Restate the span of lines that starts with the line containing "Enumerate this screenshot's" and ends with the line containing "Decode this image", word for word, including both, with nothing else.

+++++

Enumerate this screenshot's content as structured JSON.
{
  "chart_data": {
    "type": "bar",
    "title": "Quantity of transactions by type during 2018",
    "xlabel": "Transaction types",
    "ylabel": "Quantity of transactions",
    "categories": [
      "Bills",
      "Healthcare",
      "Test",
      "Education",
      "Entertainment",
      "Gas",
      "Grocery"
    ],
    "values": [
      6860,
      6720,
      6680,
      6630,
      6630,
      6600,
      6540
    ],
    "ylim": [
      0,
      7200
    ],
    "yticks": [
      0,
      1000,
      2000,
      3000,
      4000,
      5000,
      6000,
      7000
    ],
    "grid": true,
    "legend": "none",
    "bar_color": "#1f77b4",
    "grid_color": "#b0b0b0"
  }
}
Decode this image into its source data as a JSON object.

+++++

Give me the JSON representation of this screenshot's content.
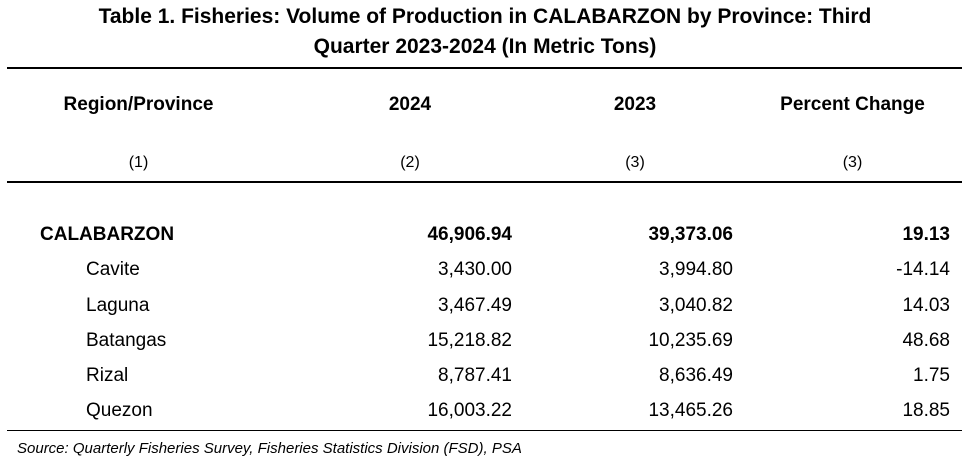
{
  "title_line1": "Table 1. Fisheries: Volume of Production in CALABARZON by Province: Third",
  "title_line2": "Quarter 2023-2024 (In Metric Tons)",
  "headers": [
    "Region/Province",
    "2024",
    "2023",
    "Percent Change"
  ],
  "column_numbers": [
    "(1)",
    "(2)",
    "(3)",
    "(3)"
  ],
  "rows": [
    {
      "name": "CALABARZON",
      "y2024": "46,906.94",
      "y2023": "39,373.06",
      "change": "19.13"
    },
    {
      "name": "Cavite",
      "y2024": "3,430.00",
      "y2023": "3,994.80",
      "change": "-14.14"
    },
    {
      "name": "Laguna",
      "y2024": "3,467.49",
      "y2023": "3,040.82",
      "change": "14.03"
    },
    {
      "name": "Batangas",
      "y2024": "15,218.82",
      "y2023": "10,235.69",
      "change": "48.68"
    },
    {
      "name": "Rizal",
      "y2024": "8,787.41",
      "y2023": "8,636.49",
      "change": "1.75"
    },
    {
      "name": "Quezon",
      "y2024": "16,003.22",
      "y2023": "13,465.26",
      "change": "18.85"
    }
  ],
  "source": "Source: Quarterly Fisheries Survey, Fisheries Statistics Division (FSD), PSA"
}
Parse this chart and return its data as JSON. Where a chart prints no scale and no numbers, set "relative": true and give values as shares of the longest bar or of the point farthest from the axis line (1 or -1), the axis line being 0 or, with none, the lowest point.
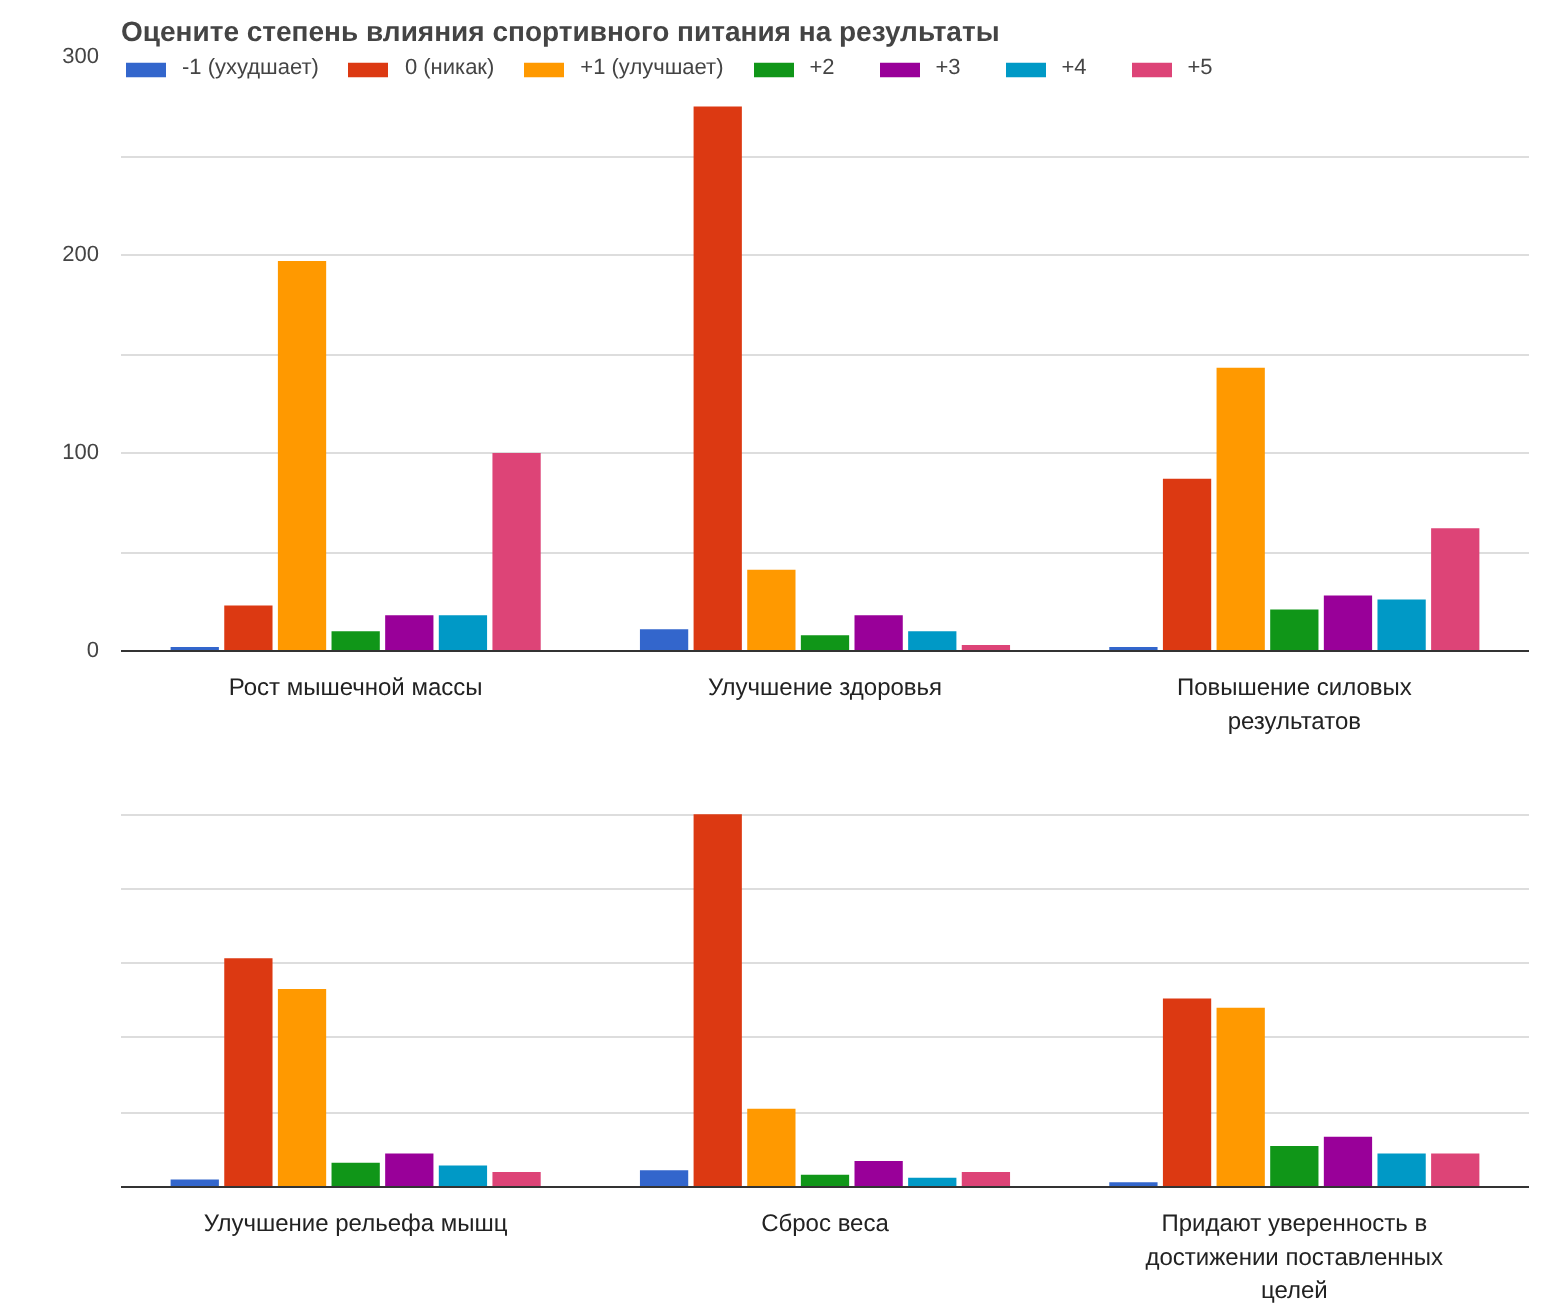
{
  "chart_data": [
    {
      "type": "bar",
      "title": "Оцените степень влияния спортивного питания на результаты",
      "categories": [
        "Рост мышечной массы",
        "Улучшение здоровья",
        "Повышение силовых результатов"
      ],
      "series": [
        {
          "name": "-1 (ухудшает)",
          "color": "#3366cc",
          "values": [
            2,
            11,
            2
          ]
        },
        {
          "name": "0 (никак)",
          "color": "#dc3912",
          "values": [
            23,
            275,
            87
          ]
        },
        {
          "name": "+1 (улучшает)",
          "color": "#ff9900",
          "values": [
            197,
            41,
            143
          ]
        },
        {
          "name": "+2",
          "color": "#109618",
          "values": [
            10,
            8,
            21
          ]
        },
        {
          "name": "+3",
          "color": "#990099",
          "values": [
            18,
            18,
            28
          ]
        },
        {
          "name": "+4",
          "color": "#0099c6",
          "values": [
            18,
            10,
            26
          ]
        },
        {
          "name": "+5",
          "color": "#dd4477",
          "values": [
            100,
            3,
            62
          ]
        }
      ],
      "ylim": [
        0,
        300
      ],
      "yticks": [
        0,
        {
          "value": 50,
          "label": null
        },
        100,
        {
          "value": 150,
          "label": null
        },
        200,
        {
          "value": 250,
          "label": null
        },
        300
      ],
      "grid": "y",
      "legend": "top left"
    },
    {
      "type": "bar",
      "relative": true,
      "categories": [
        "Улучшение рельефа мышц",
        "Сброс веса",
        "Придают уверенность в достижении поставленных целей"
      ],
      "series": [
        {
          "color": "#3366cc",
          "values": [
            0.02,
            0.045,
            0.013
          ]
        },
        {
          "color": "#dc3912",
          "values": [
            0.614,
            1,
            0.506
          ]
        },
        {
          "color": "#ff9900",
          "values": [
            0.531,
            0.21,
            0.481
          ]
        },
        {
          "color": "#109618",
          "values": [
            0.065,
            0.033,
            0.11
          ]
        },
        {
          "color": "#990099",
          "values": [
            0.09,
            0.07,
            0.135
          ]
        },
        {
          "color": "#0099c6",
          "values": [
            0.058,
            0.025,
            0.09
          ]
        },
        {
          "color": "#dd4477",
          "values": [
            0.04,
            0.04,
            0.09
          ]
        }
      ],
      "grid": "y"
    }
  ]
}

+++++

§ The result:
Enumerate this screenshot's content as structured JSON.
{
  "chart_data": {
    "type": "bar",
    "title": "Quantity of transactions by type during 2018",
    "xlabel": "Transaction types",
    "ylabel": "Quantity of transactions",
    "categories": [
      "Bills",
      "Healthcare",
      "Test",
      "Education",
      "Entertainment",
      "Gas",
      "Grocery"
    ],
    "values": [
      6860,
      6720,
      6680,
      6630,
      6630,
      6600,
      6540
    ],
    "ylim": [
      0,
      7200
    ],
    "yticks": [
      0,
      1000,
      2000,
      3000,
      4000,
      5000,
      6000,
      7000
    ],
    "grid": true,
    "legend": "none",
    "bar_color": "#1f77b4",
    "grid_color": "#b0b0b0"
  }
}
Decode this image into its source data as a JSON object.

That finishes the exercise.